- Problem to solve -
Set down all of the data that follows word for word, without the images.

Figure data in JSON
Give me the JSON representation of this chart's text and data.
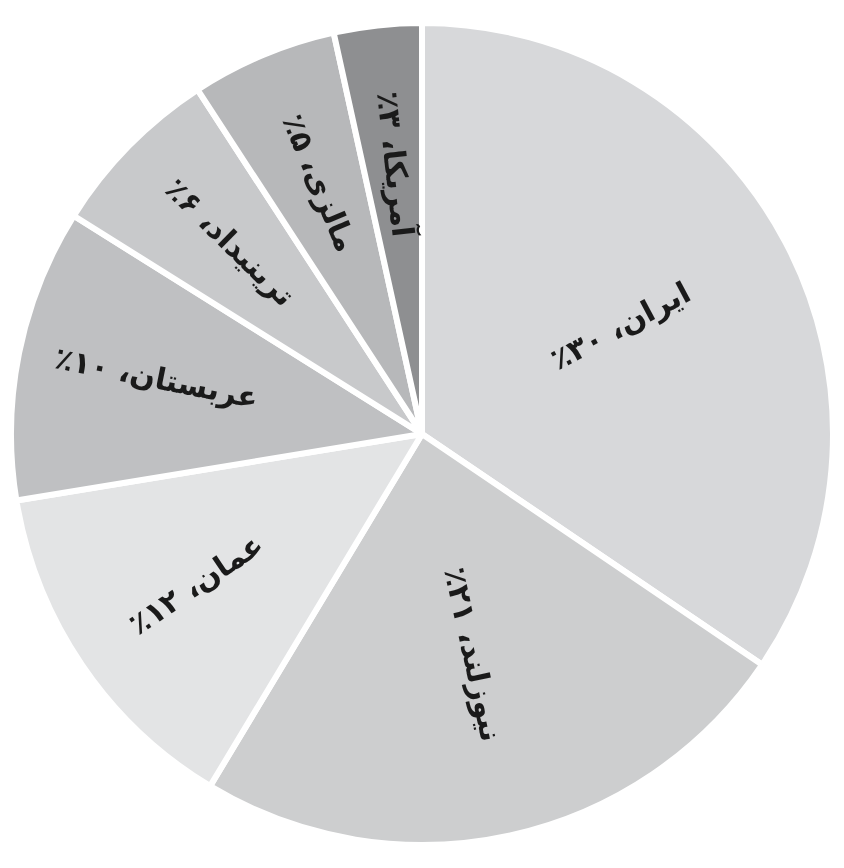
{
  "chart_data": {
    "type": "pie",
    "categories": [
      "ایران",
      "نیوزلند",
      "عمان",
      "عربستان",
      "ترینیداد",
      "مالزی",
      "آمریکا"
    ],
    "values": [
      30,
      21,
      12,
      10,
      6,
      5,
      3
    ],
    "value_labels": [
      "۳۰٪",
      "۲۱٪",
      "۱۲٪",
      "۱۰٪",
      "۶٪",
      "۵٪",
      "۳٪"
    ],
    "colors": [
      "#d7d8da",
      "#cdcecf",
      "#e3e4e5",
      "#bfc0c2",
      "#c8c9cb",
      "#b7b8ba",
      "#8e8f91"
    ],
    "legend": false
  }
}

- Answer -
Give me the JSON representation of this chart's text and data.
{
  "chart_data": {
    "type": "pie",
    "categories": [
      "ایران",
      "نیوزلند",
      "عمان",
      "عربستان",
      "ترینیداد",
      "مالزی",
      "آمریکا"
    ],
    "values": [
      30,
      21,
      12,
      10,
      6,
      5,
      3
    ],
    "value_labels": [
      "۳۰٪",
      "۲۱٪",
      "۱۲٪",
      "۱۰٪",
      "۶٪",
      "۵٪",
      "۳٪"
    ],
    "colors": [
      "#d7d8da",
      "#cdcecf",
      "#e3e4e5",
      "#bfc0c2",
      "#c8c9cb",
      "#b7b8ba",
      "#8e8f91"
    ],
    "legend": false
  }
}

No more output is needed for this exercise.